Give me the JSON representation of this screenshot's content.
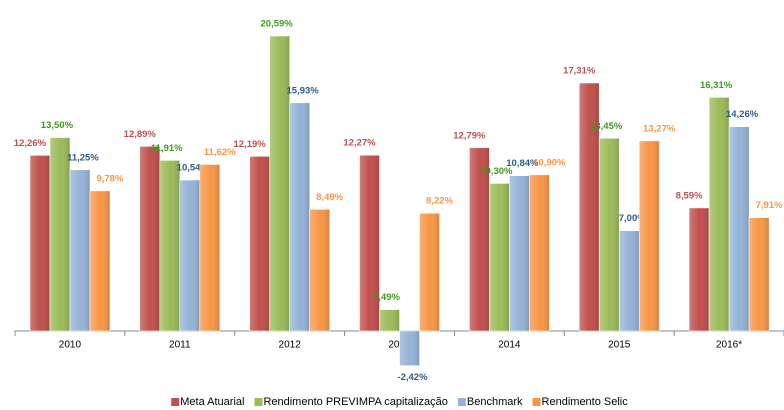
{
  "chart_data": {
    "type": "bar",
    "categories": [
      "2010",
      "2011",
      "2012",
      "2013",
      "2014",
      "2015",
      "2016*"
    ],
    "series": [
      {
        "name": "Meta Atuarial",
        "color": "#c0504d",
        "label_color": "#c0504d",
        "values": [
          12.26,
          12.89,
          12.19,
          12.27,
          12.79,
          17.31,
          8.59
        ],
        "value_labels": [
          "12,26%",
          "12,89%",
          "12,19%",
          "12,27%",
          "12,79%",
          "17,31%",
          "8,59%"
        ]
      },
      {
        "name": "Rendimento PREVIMPA capitalização",
        "color": "#9bbb59",
        "label_color": "#3f9a1c",
        "values": [
          13.5,
          11.91,
          20.59,
          1.49,
          10.3,
          13.45,
          16.31
        ],
        "value_labels": [
          "13,50%",
          "11,91%",
          "20,59%",
          "1,49%",
          "10,30%",
          "13,45%",
          "16,31%"
        ]
      },
      {
        "name": "Benchmark",
        "color": "#95b3d7",
        "label_color": "#2e5c8a",
        "values": [
          11.25,
          10.54,
          15.93,
          -2.42,
          10.84,
          7.0,
          14.26
        ],
        "value_labels": [
          "11,25%",
          "10,54%",
          "15,93%",
          "-2,42%",
          "10,84%",
          "7,00%",
          "14,26%"
        ]
      },
      {
        "name": "Rendimento Selic",
        "color": "#f79646",
        "label_color": "#f79646",
        "values": [
          9.78,
          11.62,
          8.49,
          8.22,
          10.9,
          13.27,
          7.91
        ],
        "value_labels": [
          "9,78%",
          "11,62%",
          "8,49%",
          "8,22%",
          "10,90%",
          "13,27%",
          "7,91%"
        ]
      }
    ],
    "legend": "bottom"
  }
}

Do this:
Retype the listing exactly. Pictures do not belong in the copy.

Right answer:
Give me the JSON representation of this screenshot's content.
{
  "chart_data": {
    "type": "bar",
    "categories": [
      "2010",
      "2011",
      "2012",
      "2013",
      "2014",
      "2015",
      "2016*"
    ],
    "series": [
      {
        "name": "Meta Atuarial",
        "color": "#c0504d",
        "label_color": "#c0504d",
        "values": [
          12.26,
          12.89,
          12.19,
          12.27,
          12.79,
          17.31,
          8.59
        ],
        "value_labels": [
          "12,26%",
          "12,89%",
          "12,19%",
          "12,27%",
          "12,79%",
          "17,31%",
          "8,59%"
        ]
      },
      {
        "name": "Rendimento PREVIMPA capitalização",
        "color": "#9bbb59",
        "label_color": "#3f9a1c",
        "values": [
          13.5,
          11.91,
          20.59,
          1.49,
          10.3,
          13.45,
          16.31
        ],
        "value_labels": [
          "13,50%",
          "11,91%",
          "20,59%",
          "1,49%",
          "10,30%",
          "13,45%",
          "16,31%"
        ]
      },
      {
        "name": "Benchmark",
        "color": "#95b3d7",
        "label_color": "#2e5c8a",
        "values": [
          11.25,
          10.54,
          15.93,
          -2.42,
          10.84,
          7.0,
          14.26
        ],
        "value_labels": [
          "11,25%",
          "10,54%",
          "15,93%",
          "-2,42%",
          "10,84%",
          "7,00%",
          "14,26%"
        ]
      },
      {
        "name": "Rendimento Selic",
        "color": "#f79646",
        "label_color": "#f79646",
        "values": [
          9.78,
          11.62,
          8.49,
          8.22,
          10.9,
          13.27,
          7.91
        ],
        "value_labels": [
          "9,78%",
          "11,62%",
          "8,49%",
          "8,22%",
          "10,90%",
          "13,27%",
          "7,91%"
        ]
      }
    ],
    "legend": "bottom"
  }
}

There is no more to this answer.